++++ Records for this task

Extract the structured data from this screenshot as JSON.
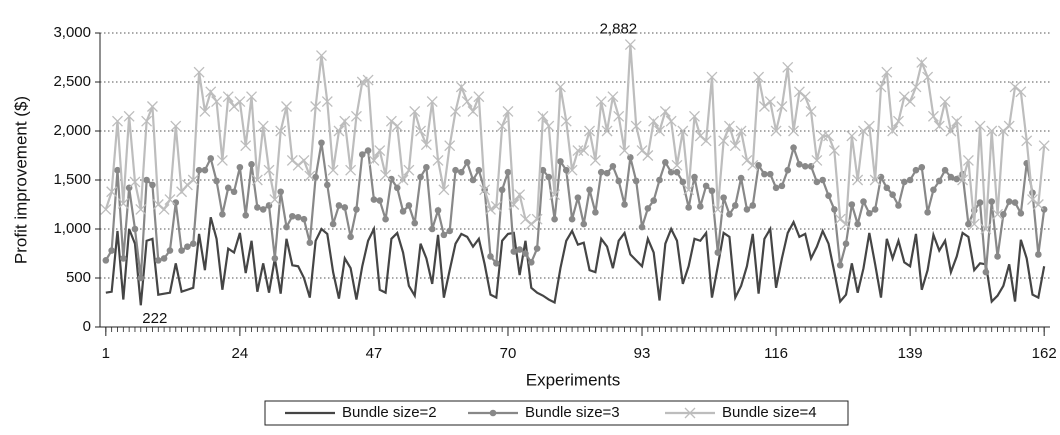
{
  "chart_data": {
    "type": "line",
    "y_label": "Profit improvement ($)",
    "x_label": "Experiments",
    "x": [
      1,
      2,
      3,
      4,
      5,
      6,
      7,
      8,
      9,
      10,
      11,
      12,
      13,
      14,
      15,
      16,
      17,
      18,
      19,
      20,
      21,
      22,
      23,
      24,
      25,
      26,
      27,
      28,
      29,
      30,
      31,
      32,
      33,
      34,
      35,
      36,
      37,
      38,
      39,
      40,
      41,
      42,
      43,
      44,
      45,
      46,
      47,
      48,
      49,
      50,
      51,
      52,
      53,
      54,
      55,
      56,
      57,
      58,
      59,
      60,
      61,
      62,
      63,
      64,
      65,
      66,
      67,
      68,
      69,
      70,
      71,
      72,
      73,
      74,
      75,
      76,
      77,
      78,
      79,
      80,
      81,
      82,
      83,
      84,
      85,
      86,
      87,
      88,
      89,
      90,
      91,
      92,
      93,
      94,
      95,
      96,
      97,
      98,
      99,
      100,
      101,
      102,
      103,
      104,
      105,
      106,
      107,
      108,
      109,
      110,
      111,
      112,
      113,
      114,
      115,
      116,
      117,
      118,
      119,
      120,
      121,
      122,
      123,
      124,
      125,
      126,
      127,
      128,
      129,
      130,
      131,
      132,
      133,
      134,
      135,
      136,
      137,
      138,
      139,
      140,
      141,
      142,
      143,
      144,
      145,
      146,
      147,
      148,
      149,
      150,
      151,
      152,
      153,
      154,
      155,
      156,
      157,
      158,
      159,
      160,
      161,
      162
    ],
    "series": [
      {
        "name": "Bundle size=2",
        "color": "#454545",
        "marker": "none",
        "values": [
          350,
          360,
          980,
          280,
          1000,
          850,
          222,
          880,
          900,
          330,
          340,
          350,
          650,
          360,
          380,
          400,
          950,
          580,
          1120,
          900,
          380,
          800,
          760,
          960,
          550,
          880,
          360,
          650,
          350,
          700,
          340,
          900,
          630,
          620,
          500,
          300,
          880,
          1000,
          950,
          560,
          290,
          700,
          600,
          280,
          620,
          880,
          1000,
          380,
          350,
          900,
          960,
          760,
          420,
          320,
          850,
          700,
          440,
          940,
          300,
          580,
          850,
          950,
          920,
          820,
          900,
          640,
          330,
          300,
          880,
          950,
          960,
          530,
          880,
          400,
          350,
          320,
          280,
          250,
          600,
          880,
          980,
          840,
          860,
          580,
          560,
          900,
          820,
          600,
          880,
          960,
          740,
          680,
          620,
          900,
          760,
          270,
          850,
          1000,
          880,
          440,
          620,
          900,
          880,
          960,
          300,
          620,
          960,
          920,
          300,
          420,
          620,
          950,
          340,
          900,
          1000,
          400,
          700,
          960,
          1070,
          920,
          950,
          700,
          820,
          980,
          850,
          560,
          260,
          330,
          650,
          350,
          600,
          960,
          640,
          300,
          900,
          700,
          880,
          660,
          620,
          950,
          380,
          580,
          940,
          780,
          880,
          560,
          720,
          960,
          920,
          580,
          650,
          640,
          260,
          320,
          420,
          640,
          260,
          890,
          700,
          330,
          300,
          620
        ]
      },
      {
        "name": "Bundle size=3",
        "color": "#888888",
        "marker": "circle",
        "values": [
          680,
          780,
          1600,
          700,
          1420,
          1000,
          500,
          1500,
          1450,
          680,
          700,
          780,
          1270,
          780,
          820,
          850,
          1600,
          1600,
          1720,
          1490,
          1150,
          1420,
          1380,
          1630,
          1140,
          1660,
          1220,
          1200,
          1240,
          700,
          1380,
          1020,
          1130,
          1120,
          1100,
          860,
          1530,
          1880,
          1450,
          1050,
          1240,
          1220,
          920,
          1200,
          1760,
          1800,
          1300,
          1290,
          1100,
          1510,
          1420,
          1180,
          1240,
          1060,
          1530,
          1630,
          1000,
          1190,
          940,
          980,
          1600,
          1580,
          1680,
          1500,
          1600,
          1400,
          720,
          650,
          1400,
          1580,
          770,
          790,
          750,
          660,
          800,
          1600,
          1530,
          1100,
          1690,
          1600,
          1100,
          1320,
          1050,
          1400,
          1170,
          1580,
          1570,
          1640,
          1490,
          1250,
          1730,
          1490,
          1020,
          1210,
          1290,
          1500,
          1680,
          1580,
          1580,
          1480,
          1220,
          1530,
          1230,
          1440,
          1390,
          760,
          1320,
          1150,
          1240,
          1520,
          1200,
          1240,
          1650,
          1560,
          1560,
          1420,
          1440,
          1600,
          1830,
          1660,
          1640,
          1640,
          1480,
          1500,
          1340,
          1200,
          630,
          850,
          1250,
          1050,
          1280,
          1160,
          1200,
          1530,
          1420,
          1350,
          1240,
          1480,
          1500,
          1600,
          1630,
          1170,
          1400,
          1490,
          1600,
          1530,
          1510,
          1560,
          1050,
          1190,
          1270,
          560,
          1280,
          720,
          1150,
          1280,
          1270,
          1160,
          1670,
          1370,
          740,
          1200
        ]
      },
      {
        "name": "Bundle size=4",
        "color": "#bdbdbd",
        "marker": "x",
        "values": [
          1200,
          1380,
          2100,
          1260,
          2150,
          1480,
          1200,
          2100,
          2250,
          1250,
          1200,
          1300,
          2050,
          1380,
          1450,
          1500,
          2600,
          2200,
          2400,
          2300,
          1700,
          2350,
          2250,
          2300,
          1850,
          2350,
          1500,
          2050,
          1600,
          1300,
          2000,
          2250,
          1700,
          1650,
          1700,
          1540,
          2250,
          2770,
          2300,
          1600,
          2000,
          2100,
          1600,
          2150,
          2500,
          2520,
          1700,
          1800,
          1550,
          2100,
          2050,
          1500,
          1600,
          2200,
          2000,
          1860,
          2300,
          1700,
          1400,
          1850,
          2200,
          2450,
          2300,
          2200,
          2350,
          1400,
          1200,
          1230,
          2050,
          2200,
          1250,
          1350,
          1100,
          1050,
          1100,
          2150,
          2050,
          1350,
          2450,
          2100,
          1600,
          1800,
          1800,
          2000,
          1700,
          2300,
          2000,
          2350,
          2150,
          1800,
          2882,
          2050,
          1800,
          1750,
          2100,
          2000,
          2200,
          2100,
          1650,
          2000,
          1400,
          2150,
          1950,
          1900,
          2550,
          1200,
          1900,
          2050,
          1850,
          2000,
          1700,
          1650,
          2550,
          2250,
          2300,
          2000,
          2250,
          2650,
          2000,
          2400,
          2350,
          2200,
          1700,
          1950,
          1950,
          1800,
          1100,
          1050,
          1950,
          1500,
          2000,
          2050,
          1500,
          2450,
          2600,
          2000,
          2100,
          2350,
          2300,
          2450,
          2700,
          2550,
          2150,
          2050,
          2300,
          2000,
          2100,
          1500,
          1700,
          1050,
          2050,
          1000,
          2000,
          1150,
          2000,
          2050,
          2450,
          2400,
          1900,
          1300,
          1250,
          1850
        ]
      }
    ],
    "annotations": [
      {
        "text": "2,882",
        "x": 91,
        "y": 2882
      },
      {
        "text": "222",
        "x": 7,
        "y": 222
      }
    ],
    "xlim": [
      0,
      163
    ],
    "xticks": [
      1,
      24,
      47,
      70,
      93,
      116,
      139,
      162
    ],
    "ylim": [
      0,
      3000
    ],
    "yticks": [
      0,
      500,
      {
        "value": 1000,
        "label": "1,000"
      },
      {
        "value": 1500,
        "label": "1,500"
      },
      {
        "value": 2000,
        "label": "2,000"
      },
      {
        "value": 2500,
        "label": "2,500"
      },
      {
        "value": 3000,
        "label": "3,000"
      }
    ],
    "grid": true,
    "legend": "bottom"
  }
}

++++++++

Exercise requirements: Copy every line of the data word for word, omitting the images.

Response:
Extract the structured data from this screenshot as JSON.
{
  "chart_data": {
    "type": "line",
    "y_label": "Profit improvement ($)",
    "x_label": "Experiments",
    "x": [
      1,
      2,
      3,
      4,
      5,
      6,
      7,
      8,
      9,
      10,
      11,
      12,
      13,
      14,
      15,
      16,
      17,
      18,
      19,
      20,
      21,
      22,
      23,
      24,
      25,
      26,
      27,
      28,
      29,
      30,
      31,
      32,
      33,
      34,
      35,
      36,
      37,
      38,
      39,
      40,
      41,
      42,
      43,
      44,
      45,
      46,
      47,
      48,
      49,
      50,
      51,
      52,
      53,
      54,
      55,
      56,
      57,
      58,
      59,
      60,
      61,
      62,
      63,
      64,
      65,
      66,
      67,
      68,
      69,
      70,
      71,
      72,
      73,
      74,
      75,
      76,
      77,
      78,
      79,
      80,
      81,
      82,
      83,
      84,
      85,
      86,
      87,
      88,
      89,
      90,
      91,
      92,
      93,
      94,
      95,
      96,
      97,
      98,
      99,
      100,
      101,
      102,
      103,
      104,
      105,
      106,
      107,
      108,
      109,
      110,
      111,
      112,
      113,
      114,
      115,
      116,
      117,
      118,
      119,
      120,
      121,
      122,
      123,
      124,
      125,
      126,
      127,
      128,
      129,
      130,
      131,
      132,
      133,
      134,
      135,
      136,
      137,
      138,
      139,
      140,
      141,
      142,
      143,
      144,
      145,
      146,
      147,
      148,
      149,
      150,
      151,
      152,
      153,
      154,
      155,
      156,
      157,
      158,
      159,
      160,
      161,
      162
    ],
    "series": [
      {
        "name": "Bundle size=2",
        "color": "#454545",
        "marker": "none",
        "values": [
          350,
          360,
          980,
          280,
          1000,
          850,
          222,
          880,
          900,
          330,
          340,
          350,
          650,
          360,
          380,
          400,
          950,
          580,
          1120,
          900,
          380,
          800,
          760,
          960,
          550,
          880,
          360,
          650,
          350,
          700,
          340,
          900,
          630,
          620,
          500,
          300,
          880,
          1000,
          950,
          560,
          290,
          700,
          600,
          280,
          620,
          880,
          1000,
          380,
          350,
          900,
          960,
          760,
          420,
          320,
          850,
          700,
          440,
          940,
          300,
          580,
          850,
          950,
          920,
          820,
          900,
          640,
          330,
          300,
          880,
          950,
          960,
          530,
          880,
          400,
          350,
          320,
          280,
          250,
          600,
          880,
          980,
          840,
          860,
          580,
          560,
          900,
          820,
          600,
          880,
          960,
          740,
          680,
          620,
          900,
          760,
          270,
          850,
          1000,
          880,
          440,
          620,
          900,
          880,
          960,
          300,
          620,
          960,
          920,
          300,
          420,
          620,
          950,
          340,
          900,
          1000,
          400,
          700,
          960,
          1070,
          920,
          950,
          700,
          820,
          980,
          850,
          560,
          260,
          330,
          650,
          350,
          600,
          960,
          640,
          300,
          900,
          700,
          880,
          660,
          620,
          950,
          380,
          580,
          940,
          780,
          880,
          560,
          720,
          960,
          920,
          580,
          650,
          640,
          260,
          320,
          420,
          640,
          260,
          890,
          700,
          330,
          300,
          620
        ]
      },
      {
        "name": "Bundle size=3",
        "color": "#888888",
        "marker": "circle",
        "values": [
          680,
          780,
          1600,
          700,
          1420,
          1000,
          500,
          1500,
          1450,
          680,
          700,
          780,
          1270,
          780,
          820,
          850,
          1600,
          1600,
          1720,
          1490,
          1150,
          1420,
          1380,
          1630,
          1140,
          1660,
          1220,
          1200,
          1240,
          700,
          1380,
          1020,
          1130,
          1120,
          1100,
          860,
          1530,
          1880,
          1450,
          1050,
          1240,
          1220,
          920,
          1200,
          1760,
          1800,
          1300,
          1290,
          1100,
          1510,
          1420,
          1180,
          1240,
          1060,
          1530,
          1630,
          1000,
          1190,
          940,
          980,
          1600,
          1580,
          1680,
          1500,
          1600,
          1400,
          720,
          650,
          1400,
          1580,
          770,
          790,
          750,
          660,
          800,
          1600,
          1530,
          1100,
          1690,
          1600,
          1100,
          1320,
          1050,
          1400,
          1170,
          1580,
          1570,
          1640,
          1490,
          1250,
          1730,
          1490,
          1020,
          1210,
          1290,
          1500,
          1680,
          1580,
          1580,
          1480,
          1220,
          1530,
          1230,
          1440,
          1390,
          760,
          1320,
          1150,
          1240,
          1520,
          1200,
          1240,
          1650,
          1560,
          1560,
          1420,
          1440,
          1600,
          1830,
          1660,
          1640,
          1640,
          1480,
          1500,
          1340,
          1200,
          630,
          850,
          1250,
          1050,
          1280,
          1160,
          1200,
          1530,
          1420,
          1350,
          1240,
          1480,
          1500,
          1600,
          1630,
          1170,
          1400,
          1490,
          1600,
          1530,
          1510,
          1560,
          1050,
          1190,
          1270,
          560,
          1280,
          720,
          1150,
          1280,
          1270,
          1160,
          1670,
          1370,
          740,
          1200
        ]
      },
      {
        "name": "Bundle size=4",
        "color": "#bdbdbd",
        "marker": "x",
        "values": [
          1200,
          1380,
          2100,
          1260,
          2150,
          1480,
          1200,
          2100,
          2250,
          1250,
          1200,
          1300,
          2050,
          1380,
          1450,
          1500,
          2600,
          2200,
          2400,
          2300,
          1700,
          2350,
          2250,
          2300,
          1850,
          2350,
          1500,
          2050,
          1600,
          1300,
          2000,
          2250,
          1700,
          1650,
          1700,
          1540,
          2250,
          2770,
          2300,
          1600,
          2000,
          2100,
          1600,
          2150,
          2500,
          2520,
          1700,
          1800,
          1550,
          2100,
          2050,
          1500,
          1600,
          2200,
          2000,
          1860,
          2300,
          1700,
          1400,
          1850,
          2200,
          2450,
          2300,
          2200,
          2350,
          1400,
          1200,
          1230,
          2050,
          2200,
          1250,
          1350,
          1100,
          1050,
          1100,
          2150,
          2050,
          1350,
          2450,
          2100,
          1600,
          1800,
          1800,
          2000,
          1700,
          2300,
          2000,
          2350,
          2150,
          1800,
          2882,
          2050,
          1800,
          1750,
          2100,
          2000,
          2200,
          2100,
          1650,
          2000,
          1400,
          2150,
          1950,
          1900,
          2550,
          1200,
          1900,
          2050,
          1850,
          2000,
          1700,
          1650,
          2550,
          2250,
          2300,
          2000,
          2250,
          2650,
          2000,
          2400,
          2350,
          2200,
          1700,
          1950,
          1950,
          1800,
          1100,
          1050,
          1950,
          1500,
          2000,
          2050,
          1500,
          2450,
          2600,
          2000,
          2100,
          2350,
          2300,
          2450,
          2700,
          2550,
          2150,
          2050,
          2300,
          2000,
          2100,
          1500,
          1700,
          1050,
          2050,
          1000,
          2000,
          1150,
          2000,
          2050,
          2450,
          2400,
          1900,
          1300,
          1250,
          1850
        ]
      }
    ],
    "annotations": [
      {
        "text": "2,882",
        "x": 91,
        "y": 2882
      },
      {
        "text": "222",
        "x": 7,
        "y": 222
      }
    ],
    "xlim": [
      0,
      163
    ],
    "xticks": [
      1,
      24,
      47,
      70,
      93,
      116,
      139,
      162
    ],
    "ylim": [
      0,
      3000
    ],
    "yticks": [
      0,
      500,
      {
        "value": 1000,
        "label": "1,000"
      },
      {
        "value": 1500,
        "label": "1,500"
      },
      {
        "value": 2000,
        "label": "2,000"
      },
      {
        "value": 2500,
        "label": "2,500"
      },
      {
        "value": 3000,
        "label": "3,000"
      }
    ],
    "grid": true,
    "legend": "bottom"
  }
}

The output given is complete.